__YOUR GOAL__: Retype the records below exactly as they appear, but leave out any pictures.

__SOURCE RECORDS__:
####################

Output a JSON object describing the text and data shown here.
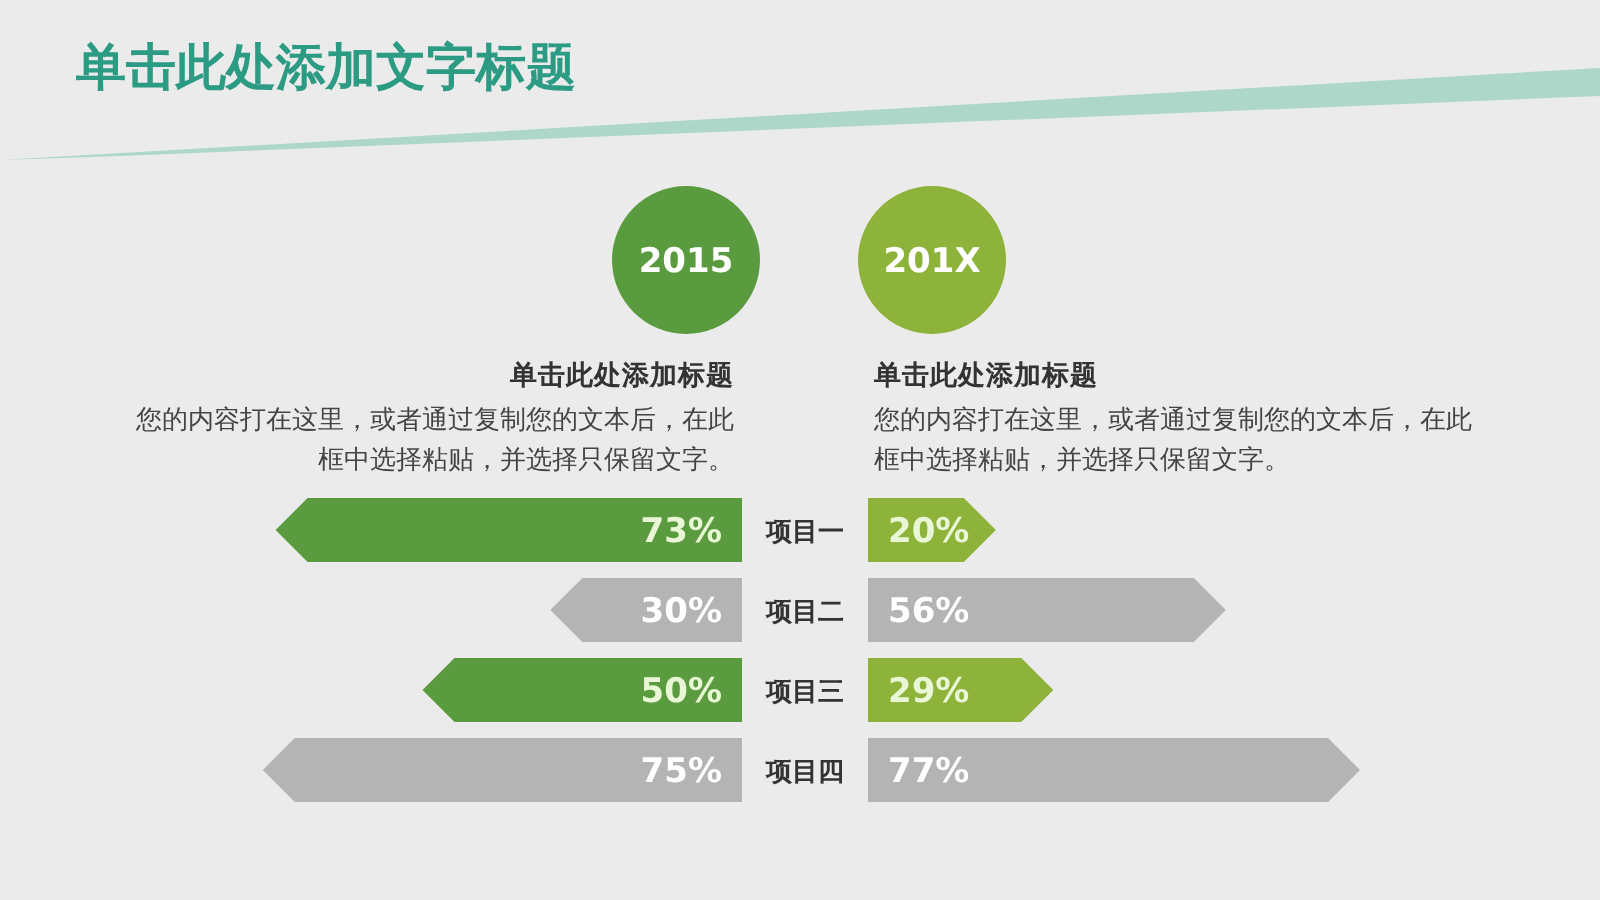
{
  "chart_data": [
    {
      "type": "bar",
      "orientation": "horizontal",
      "title": "单击此处添加文字标题",
      "categories": [
        "项目一",
        "项目二",
        "项目三",
        "项目四"
      ],
      "series": [
        {
          "name": "2015",
          "color": "#5a9b3f",
          "colors": [
            "#5a9b3f",
            "#b4b4b4",
            "#5a9b3f",
            "#b4b4b4"
          ],
          "values": [
            73,
            30,
            50,
            75
          ],
          "value_labels": [
            "73%",
            "30%",
            "50%",
            "75%"
          ]
        }
      ],
      "legend": "top",
      "annotations": [
        "单击此处添加标题",
        "您的内容打在这里，或者通过复制您的文本后，在此框中选择粘贴，并选择只保留文字。"
      ]
    },
    {
      "type": "bar",
      "orientation": "horizontal",
      "categories": [
        "项目一",
        "项目二",
        "项目三",
        "项目四"
      ],
      "tick_labels": false,
      "series": [
        {
          "name": "201X",
          "color": "#8db33a",
          "colors": [
            "#8db33a",
            "#b4b4b4",
            "#8db33a",
            "#b4b4b4"
          ],
          "values": [
            20,
            56,
            29,
            77
          ],
          "value_labels": [
            "20%",
            "56%",
            "29%",
            "77%"
          ]
        }
      ],
      "legend": "top",
      "annotations": [
        "单击此处添加标题",
        "您的内容打在这里，或者通过复制您的文本后，在此框中选择粘贴，并选择只保留文字。"
      ]
    }
  ]
}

####################

__SOLUTION TO THIS PROBLEM__:
Output a JSON object describing the text and data shown here.
{
  "chart_data": [
    {
      "type": "bar",
      "orientation": "horizontal",
      "title": "单击此处添加文字标题",
      "categories": [
        "项目一",
        "项目二",
        "项目三",
        "项目四"
      ],
      "series": [
        {
          "name": "2015",
          "color": "#5a9b3f",
          "colors": [
            "#5a9b3f",
            "#b4b4b4",
            "#5a9b3f",
            "#b4b4b4"
          ],
          "values": [
            73,
            30,
            50,
            75
          ],
          "value_labels": [
            "73%",
            "30%",
            "50%",
            "75%"
          ]
        }
      ],
      "legend": "top",
      "annotations": [
        "单击此处添加标题",
        "您的内容打在这里，或者通过复制您的文本后，在此框中选择粘贴，并选择只保留文字。"
      ]
    },
    {
      "type": "bar",
      "orientation": "horizontal",
      "categories": [
        "项目一",
        "项目二",
        "项目三",
        "项目四"
      ],
      "tick_labels": false,
      "series": [
        {
          "name": "201X",
          "color": "#8db33a",
          "colors": [
            "#8db33a",
            "#b4b4b4",
            "#8db33a",
            "#b4b4b4"
          ],
          "values": [
            20,
            56,
            29,
            77
          ],
          "value_labels": [
            "20%",
            "56%",
            "29%",
            "77%"
          ]
        }
      ],
      "legend": "top",
      "annotations": [
        "单击此处添加标题",
        "您的内容打在这里，或者通过复制您的文本后，在此框中选择粘贴，并选择只保留文字。"
      ]
    }
  ]
}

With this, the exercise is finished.